(Stored entries)
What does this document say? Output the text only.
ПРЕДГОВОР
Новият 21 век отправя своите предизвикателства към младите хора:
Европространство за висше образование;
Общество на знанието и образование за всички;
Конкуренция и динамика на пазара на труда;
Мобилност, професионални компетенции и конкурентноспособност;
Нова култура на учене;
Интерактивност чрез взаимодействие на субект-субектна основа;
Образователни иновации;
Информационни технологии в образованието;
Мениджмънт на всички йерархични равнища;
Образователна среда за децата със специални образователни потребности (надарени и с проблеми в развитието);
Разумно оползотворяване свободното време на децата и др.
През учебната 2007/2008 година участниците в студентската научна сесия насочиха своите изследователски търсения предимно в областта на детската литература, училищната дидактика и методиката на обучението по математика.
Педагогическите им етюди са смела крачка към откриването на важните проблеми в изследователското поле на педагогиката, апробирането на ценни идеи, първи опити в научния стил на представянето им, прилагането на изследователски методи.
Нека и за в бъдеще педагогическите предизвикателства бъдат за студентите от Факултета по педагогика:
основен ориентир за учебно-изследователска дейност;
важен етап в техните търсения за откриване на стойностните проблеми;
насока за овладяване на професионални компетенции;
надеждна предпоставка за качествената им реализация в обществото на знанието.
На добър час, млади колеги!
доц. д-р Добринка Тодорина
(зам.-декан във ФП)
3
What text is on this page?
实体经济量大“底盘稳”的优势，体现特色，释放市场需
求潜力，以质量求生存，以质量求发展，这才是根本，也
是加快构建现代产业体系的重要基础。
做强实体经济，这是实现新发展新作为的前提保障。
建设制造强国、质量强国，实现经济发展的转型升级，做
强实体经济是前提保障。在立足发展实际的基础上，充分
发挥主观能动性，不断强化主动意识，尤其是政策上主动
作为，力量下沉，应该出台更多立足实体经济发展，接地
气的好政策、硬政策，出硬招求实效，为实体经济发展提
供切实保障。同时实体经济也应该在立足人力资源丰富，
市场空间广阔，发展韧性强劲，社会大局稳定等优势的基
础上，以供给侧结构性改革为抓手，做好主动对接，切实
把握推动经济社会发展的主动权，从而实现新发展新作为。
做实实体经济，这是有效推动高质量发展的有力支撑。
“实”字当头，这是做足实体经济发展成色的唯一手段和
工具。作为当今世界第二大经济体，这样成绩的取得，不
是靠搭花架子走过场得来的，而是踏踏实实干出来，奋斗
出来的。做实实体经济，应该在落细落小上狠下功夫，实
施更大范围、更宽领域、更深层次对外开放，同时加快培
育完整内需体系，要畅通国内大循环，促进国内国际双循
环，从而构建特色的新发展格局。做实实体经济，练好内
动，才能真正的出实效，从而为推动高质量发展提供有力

> Your objective
Take the entries above and copy them out exactly.

> The completed task
What does this document say? Output the text only.
ПРЕДГОВОР
Новият 21 век отправя своите предизвикателства към младите хора:
Европространство за висше образование;
Общество на знанието и образование за всички;
Конкуренция и динамика на пазара на труда;
Мобилност, професионални компетенции и конкурентноспособност;
Нова култура на учене;
Интерактивност чрез взаимодействие на субект-субектна основа;
Образователни иновации;
Информационни технологии в образованието;
Мениджмънт на всички йерархични равнища;
Образователна среда за децата със специални образователни потребности (надарени и с проблеми в развитието);
Разумно оползотворяване свободното време на децата и др.
През учебната 2007/2008 година участниците в студентската научна сесия насочиха своите изследователски търсения предимно в областта на детската литература, училищната дидактика и методиката на обучението по математика.
Педагогическите им етюди са смела крачка към откриването на важните проблеми в изследователското поле на педагогиката, апробирането на ценни идеи, първи опити в научния стил на представянето им, прилагането на изследователски методи.
Нека и за в бъдеще педагогическите предизвикателства бъдат за студентите от Факултета по педагогика:
основен ориентир за учебно-изследователска дейност;
важен етап в техните търсения за откриване на стойностните проблеми;
насока за овладяване на професионални компетенции;
надеждна предпоставка за качествената им реализация в обществото на знанието.
На добър час, млади колеги!
доц. д-р Добринка Тодорина
(зам.-декан във ФП)
3
What text is on this page?
实体经济量大“底盘稳”的优势，体现特色，释放市场需
求潜力，以质量求生存，以质量求发展，这才是根本，也
是加快构建现代产业体系的重要基础。
做强实体经济，这是实现新发展新作为的前提保障。
建设制造强国、质量强国，实现经济发展的转型升级，做
强实体经济是前提保障。在立足发展实际的基础上，充分
发挥主观能动性，不断强化主动意识，尤其是政策上主动
作为，力量下沉，应该出台更多立足实体经济发展，接地
气的好政策、硬政策，出硬招求实效，为实体经济发展提
供切实保障。同时实体经济也应该在立足人力资源丰富，
市场空间广阔，发展韧性强劲，社会大局稳定等优势的基
础上，以供给侧结构性改革为抓手，做好主动对接，切实
把握推动经济社会发展的主动权，从而实现新发展新作为。
做实实体经济，这是有效推动高质量发展的有力支撑。
“实”字当头，这是做足实体经济发展成色的唯一手段和
工具。作为当今世界第二大经济体，这样成绩的取得，不
是靠搭花架子走过场得来的，而是踏踏实实干出来，奋斗
出来的。做实实体经济，应该在落细落小上狠下功夫，实
施更大范围、更宽领域、更深层次对外开放，同时加快培
育完整内需体系，要畅通国内大循环，促进国内国际双循
环，从而构建特色的新发展格局。做实实体经济，练好内
动，才能真正的出实效，从而为推动高质量发展提供有力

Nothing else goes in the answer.